## WHAT YOU HAVE TO DO
Scan the data below for the string "name". Show every line where it turns up.

(begin)

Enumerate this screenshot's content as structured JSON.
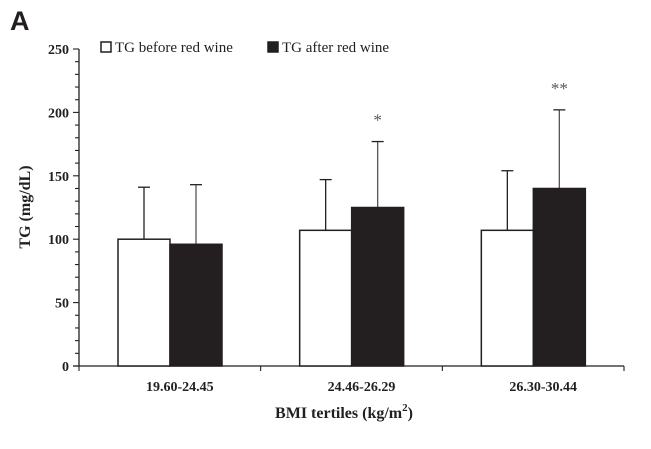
{
  "panel_label": "A",
  "chart_data": {
    "type": "bar",
    "title": "",
    "xlabel": "BMI tertiles (kg/m",
    "xlabel_superscript": "2",
    "xlabel_suffix": ")",
    "ylabel": "TG (mg/dL)",
    "ylim": [
      0,
      250
    ],
    "yticks": [
      0,
      50,
      100,
      150,
      200,
      250
    ],
    "y_minor_tick_step": 10,
    "grid": false,
    "legend_position": "top-left",
    "categories": [
      "19.60-24.45",
      "24.46-26.29",
      "26.30-30.44"
    ],
    "series": [
      {
        "name": "TG before red wine",
        "fill": "#ffffff",
        "values": [
          100,
          107,
          107
        ],
        "error_upper": [
          141,
          147,
          154
        ]
      },
      {
        "name": "TG after red wine",
        "fill": "#231f20",
        "values": [
          96,
          125,
          140
        ],
        "error_upper": [
          143,
          177,
          202
        ]
      }
    ],
    "annotations": [
      {
        "category": "24.46-26.29",
        "series": "TG after red wine",
        "text": "*"
      },
      {
        "category": "26.30-30.44",
        "series": "TG after red wine",
        "text": "**"
      }
    ]
  }
}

(end)

## TASK RESPONSE
        "name": "TG before red wine",
        "name": "TG after red wine",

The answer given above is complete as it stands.